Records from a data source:
---
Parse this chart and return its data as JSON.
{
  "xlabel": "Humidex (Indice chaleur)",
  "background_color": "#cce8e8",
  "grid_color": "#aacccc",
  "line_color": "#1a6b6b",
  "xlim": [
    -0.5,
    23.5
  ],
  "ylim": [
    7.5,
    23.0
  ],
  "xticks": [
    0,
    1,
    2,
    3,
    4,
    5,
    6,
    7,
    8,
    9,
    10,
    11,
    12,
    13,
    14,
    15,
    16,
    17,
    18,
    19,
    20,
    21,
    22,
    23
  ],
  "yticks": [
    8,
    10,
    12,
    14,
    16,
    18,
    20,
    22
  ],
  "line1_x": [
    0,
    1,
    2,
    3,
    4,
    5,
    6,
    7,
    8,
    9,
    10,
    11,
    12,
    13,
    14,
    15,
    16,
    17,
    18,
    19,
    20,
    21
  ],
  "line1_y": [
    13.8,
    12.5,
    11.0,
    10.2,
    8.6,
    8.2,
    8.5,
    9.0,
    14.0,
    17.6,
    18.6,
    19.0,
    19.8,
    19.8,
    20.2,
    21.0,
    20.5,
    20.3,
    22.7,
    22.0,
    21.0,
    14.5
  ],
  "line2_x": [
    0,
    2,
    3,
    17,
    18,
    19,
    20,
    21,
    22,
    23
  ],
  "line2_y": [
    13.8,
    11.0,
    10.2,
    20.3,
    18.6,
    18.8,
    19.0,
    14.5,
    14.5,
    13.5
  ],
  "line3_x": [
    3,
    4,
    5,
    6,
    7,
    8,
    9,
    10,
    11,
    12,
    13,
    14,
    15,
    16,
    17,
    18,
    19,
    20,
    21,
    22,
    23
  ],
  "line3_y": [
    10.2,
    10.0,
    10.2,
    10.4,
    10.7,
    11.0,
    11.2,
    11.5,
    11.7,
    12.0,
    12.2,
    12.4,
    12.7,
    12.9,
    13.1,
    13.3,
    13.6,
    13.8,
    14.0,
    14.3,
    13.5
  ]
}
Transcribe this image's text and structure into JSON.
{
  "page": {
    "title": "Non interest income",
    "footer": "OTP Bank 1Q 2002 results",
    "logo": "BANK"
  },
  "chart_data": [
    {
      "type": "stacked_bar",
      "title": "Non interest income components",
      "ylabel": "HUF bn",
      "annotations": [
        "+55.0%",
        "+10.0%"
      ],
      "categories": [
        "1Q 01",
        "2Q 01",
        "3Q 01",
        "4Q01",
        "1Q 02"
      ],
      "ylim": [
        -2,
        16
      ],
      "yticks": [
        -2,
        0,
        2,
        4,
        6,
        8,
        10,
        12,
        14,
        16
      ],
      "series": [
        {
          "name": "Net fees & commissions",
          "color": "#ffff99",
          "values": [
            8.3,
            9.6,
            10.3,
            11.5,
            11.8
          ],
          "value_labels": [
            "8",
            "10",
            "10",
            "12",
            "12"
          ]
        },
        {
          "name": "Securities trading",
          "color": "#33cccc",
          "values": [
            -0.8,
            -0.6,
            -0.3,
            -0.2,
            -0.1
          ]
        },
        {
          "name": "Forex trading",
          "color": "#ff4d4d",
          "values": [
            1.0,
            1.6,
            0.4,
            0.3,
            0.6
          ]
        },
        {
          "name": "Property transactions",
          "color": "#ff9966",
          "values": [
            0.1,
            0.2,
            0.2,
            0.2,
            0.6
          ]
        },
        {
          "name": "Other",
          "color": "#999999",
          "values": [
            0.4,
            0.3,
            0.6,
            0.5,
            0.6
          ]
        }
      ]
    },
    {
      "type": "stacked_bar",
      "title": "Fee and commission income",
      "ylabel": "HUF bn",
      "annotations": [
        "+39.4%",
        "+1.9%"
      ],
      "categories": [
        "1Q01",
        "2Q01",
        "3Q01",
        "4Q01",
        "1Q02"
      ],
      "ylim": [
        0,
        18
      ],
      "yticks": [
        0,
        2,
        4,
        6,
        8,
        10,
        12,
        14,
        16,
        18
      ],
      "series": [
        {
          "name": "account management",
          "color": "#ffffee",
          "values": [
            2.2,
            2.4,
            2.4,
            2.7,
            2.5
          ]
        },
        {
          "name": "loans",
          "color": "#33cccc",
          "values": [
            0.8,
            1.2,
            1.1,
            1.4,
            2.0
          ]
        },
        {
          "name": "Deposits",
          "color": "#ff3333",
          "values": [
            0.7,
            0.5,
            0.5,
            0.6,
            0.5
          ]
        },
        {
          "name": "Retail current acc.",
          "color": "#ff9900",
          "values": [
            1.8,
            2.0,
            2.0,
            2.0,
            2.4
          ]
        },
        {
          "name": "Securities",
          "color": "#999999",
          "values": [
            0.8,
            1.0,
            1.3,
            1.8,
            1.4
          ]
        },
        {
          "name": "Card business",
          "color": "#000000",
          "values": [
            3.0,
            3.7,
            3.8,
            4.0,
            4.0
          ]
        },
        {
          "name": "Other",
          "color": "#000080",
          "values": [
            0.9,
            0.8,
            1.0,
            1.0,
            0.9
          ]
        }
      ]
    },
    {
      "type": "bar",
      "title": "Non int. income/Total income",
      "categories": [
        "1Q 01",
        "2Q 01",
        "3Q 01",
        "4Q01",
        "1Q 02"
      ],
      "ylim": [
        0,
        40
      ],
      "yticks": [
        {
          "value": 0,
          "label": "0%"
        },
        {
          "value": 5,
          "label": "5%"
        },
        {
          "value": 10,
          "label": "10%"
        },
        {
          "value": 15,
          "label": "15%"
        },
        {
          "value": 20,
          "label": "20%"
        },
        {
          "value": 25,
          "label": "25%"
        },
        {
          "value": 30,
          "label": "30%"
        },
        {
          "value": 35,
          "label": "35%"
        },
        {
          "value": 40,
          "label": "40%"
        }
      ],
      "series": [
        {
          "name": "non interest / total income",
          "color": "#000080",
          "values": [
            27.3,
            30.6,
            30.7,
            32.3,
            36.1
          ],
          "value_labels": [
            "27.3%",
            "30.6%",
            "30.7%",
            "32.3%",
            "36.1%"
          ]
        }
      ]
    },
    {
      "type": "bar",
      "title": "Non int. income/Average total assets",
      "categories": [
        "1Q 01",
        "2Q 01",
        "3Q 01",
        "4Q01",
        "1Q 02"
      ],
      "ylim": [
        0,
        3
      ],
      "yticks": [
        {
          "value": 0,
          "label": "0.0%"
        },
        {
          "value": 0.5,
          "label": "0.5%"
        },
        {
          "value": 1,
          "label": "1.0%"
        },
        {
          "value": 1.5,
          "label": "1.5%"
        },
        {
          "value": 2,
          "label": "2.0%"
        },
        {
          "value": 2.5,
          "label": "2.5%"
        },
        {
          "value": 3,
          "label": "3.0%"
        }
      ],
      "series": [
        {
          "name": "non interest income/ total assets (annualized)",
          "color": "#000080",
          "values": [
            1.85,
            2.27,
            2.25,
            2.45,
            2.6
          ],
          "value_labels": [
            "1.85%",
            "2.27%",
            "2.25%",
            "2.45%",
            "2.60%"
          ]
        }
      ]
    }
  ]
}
---
Set all of the records down again, exactly as they stand.

**REPLY:**
Parse this chart and return its data as JSON.
{
  "xlabel": "Humidex (Indice chaleur)",
  "background_color": "#cce8e8",
  "grid_color": "#aacccc",
  "line_color": "#1a6b6b",
  "xlim": [
    -0.5,
    23.5
  ],
  "ylim": [
    7.5,
    23.0
  ],
  "xticks": [
    0,
    1,
    2,
    3,
    4,
    5,
    6,
    7,
    8,
    9,
    10,
    11,
    12,
    13,
    14,
    15,
    16,
    17,
    18,
    19,
    20,
    21,
    22,
    23
  ],
  "yticks": [
    8,
    10,
    12,
    14,
    16,
    18,
    20,
    22
  ],
  "line1_x": [
    0,
    1,
    2,
    3,
    4,
    5,
    6,
    7,
    8,
    9,
    10,
    11,
    12,
    13,
    14,
    15,
    16,
    17,
    18,
    19,
    20,
    21
  ],
  "line1_y": [
    13.8,
    12.5,
    11.0,
    10.2,
    8.6,
    8.2,
    8.5,
    9.0,
    14.0,
    17.6,
    18.6,
    19.0,
    19.8,
    19.8,
    20.2,
    21.0,
    20.5,
    20.3,
    22.7,
    22.0,
    21.0,
    14.5
  ],
  "line2_x": [
    0,
    2,
    3,
    17,
    18,
    19,
    20,
    21,
    22,
    23
  ],
  "line2_y": [
    13.8,
    11.0,
    10.2,
    20.3,
    18.6,
    18.8,
    19.0,
    14.5,
    14.5,
    13.5
  ],
  "line3_x": [
    3,
    4,
    5,
    6,
    7,
    8,
    9,
    10,
    11,
    12,
    13,
    14,
    15,
    16,
    17,
    18,
    19,
    20,
    21,
    22,
    23
  ],
  "line3_y": [
    10.2,
    10.0,
    10.2,
    10.4,
    10.7,
    11.0,
    11.2,
    11.5,
    11.7,
    12.0,
    12.2,
    12.4,
    12.7,
    12.9,
    13.1,
    13.3,
    13.6,
    13.8,
    14.0,
    14.3,
    13.5
  ]
}
Transcribe this image's text and structure into JSON.
{
  "page": {
    "title": "Non interest income",
    "footer": "OTP Bank 1Q 2002 results",
    "logo": "BANK"
  },
  "chart_data": [
    {
      "type": "stacked_bar",
      "title": "Non interest income components",
      "ylabel": "HUF bn",
      "annotations": [
        "+55.0%",
        "+10.0%"
      ],
      "categories": [
        "1Q 01",
        "2Q 01",
        "3Q 01",
        "4Q01",
        "1Q 02"
      ],
      "ylim": [
        -2,
        16
      ],
      "yticks": [
        -2,
        0,
        2,
        4,
        6,
        8,
        10,
        12,
        14,
        16
      ],
      "series": [
        {
          "name": "Net fees & commissions",
          "color": "#ffff99",
          "values": [
            8.3,
            9.6,
            10.3,
            11.5,
            11.8
          ],
          "value_labels": [
            "8",
            "10",
            "10",
            "12",
            "12"
          ]
        },
        {
          "name": "Securities trading",
          "color": "#33cccc",
          "values": [
            -0.8,
            -0.6,
            -0.3,
            -0.2,
            -0.1
          ]
        },
        {
          "name": "Forex trading",
          "color": "#ff4d4d",
          "values": [
            1.0,
            1.6,
            0.4,
            0.3,
            0.6
          ]
        },
        {
          "name": "Property transactions",
          "color": "#ff9966",
          "values": [
            0.1,
            0.2,
            0.2,
            0.2,
            0.6
          ]
        },
        {
          "name": "Other",
          "color": "#999999",
          "values": [
            0.4,
            0.3,
            0.6,
            0.5,
            0.6
          ]
        }
      ]
    },
    {
      "type": "stacked_bar",
      "title": "Fee and commission income",
      "ylabel": "HUF bn",
      "annotations": [
        "+39.4%",
        "+1.9%"
      ],
      "categories": [
        "1Q01",
        "2Q01",
        "3Q01",
        "4Q01",
        "1Q02"
      ],
      "ylim": [
        0,
        18
      ],
      "yticks": [
        0,
        2,
        4,
        6,
        8,
        10,
        12,
        14,
        16,
        18
      ],
      "series": [
        {
          "name": "account management",
          "color": "#ffffee",
          "values": [
            2.2,
            2.4,
            2.4,
            2.7,
            2.5
          ]
        },
        {
          "name": "loans",
          "color": "#33cccc",
          "values": [
            0.8,
            1.2,
            1.1,
            1.4,
            2.0
          ]
        },
        {
          "name": "Deposits",
          "color": "#ff3333",
          "values": [
            0.7,
            0.5,
            0.5,
            0.6,
            0.5
          ]
        },
        {
          "name": "Retail current acc.",
          "color": "#ff9900",
          "values": [
            1.8,
            2.0,
            2.0,
            2.0,
            2.4
          ]
        },
        {
          "name": "Securities",
          "color": "#999999",
          "values": [
            0.8,
            1.0,
            1.3,
            1.8,
            1.4
          ]
        },
        {
          "name": "Card business",
          "color": "#000000",
          "values": [
            3.0,
            3.7,
            3.8,
            4.0,
            4.0
          ]
        },
        {
          "name": "Other",
          "color": "#000080",
          "values": [
            0.9,
            0.8,
            1.0,
            1.0,
            0.9
          ]
        }
      ]
    },
    {
      "type": "bar",
      "title": "Non int. income/Total income",
      "categories": [
        "1Q 01",
        "2Q 01",
        "3Q 01",
        "4Q01",
        "1Q 02"
      ],
      "ylim": [
        0,
        40
      ],
      "yticks": [
        {
          "value": 0,
          "label": "0%"
        },
        {
          "value": 5,
          "label": "5%"
        },
        {
          "value": 10,
          "label": "10%"
        },
        {
          "value": 15,
          "label": "15%"
        },
        {
          "value": 20,
          "label": "20%"
        },
        {
          "value": 25,
          "label": "25%"
        },
        {
          "value": 30,
          "label": "30%"
        },
        {
          "value": 35,
          "label": "35%"
        },
        {
          "value": 40,
          "label": "40%"
        }
      ],
      "series": [
        {
          "name": "non interest / total income",
          "color": "#000080",
          "values": [
            27.3,
            30.6,
            30.7,
            32.3,
            36.1
          ],
          "value_labels": [
            "27.3%",
            "30.6%",
            "30.7%",
            "32.3%",
            "36.1%"
          ]
        }
      ]
    },
    {
      "type": "bar",
      "title": "Non int. income/Average total assets",
      "categories": [
        "1Q 01",
        "2Q 01",
        "3Q 01",
        "4Q01",
        "1Q 02"
      ],
      "ylim": [
        0,
        3
      ],
      "yticks": [
        {
          "value": 0,
          "label": "0.0%"
        },
        {
          "value": 0.5,
          "label": "0.5%"
        },
        {
          "value": 1,
          "label": "1.0%"
        },
        {
          "value": 1.5,
          "label": "1.5%"
        },
        {
          "value": 2,
          "label": "2.0%"
        },
        {
          "value": 2.5,
          "label": "2.5%"
        },
        {
          "value": 3,
          "label": "3.0%"
        }
      ],
      "series": [
        {
          "name": "non interest income/ total assets (annualized)",
          "color": "#000080",
          "values": [
            1.85,
            2.27,
            2.25,
            2.45,
            2.6
          ],
          "value_labels": [
            "1.85%",
            "2.27%",
            "2.25%",
            "2.45%",
            "2.60%"
          ]
        }
      ]
    }
  ]
}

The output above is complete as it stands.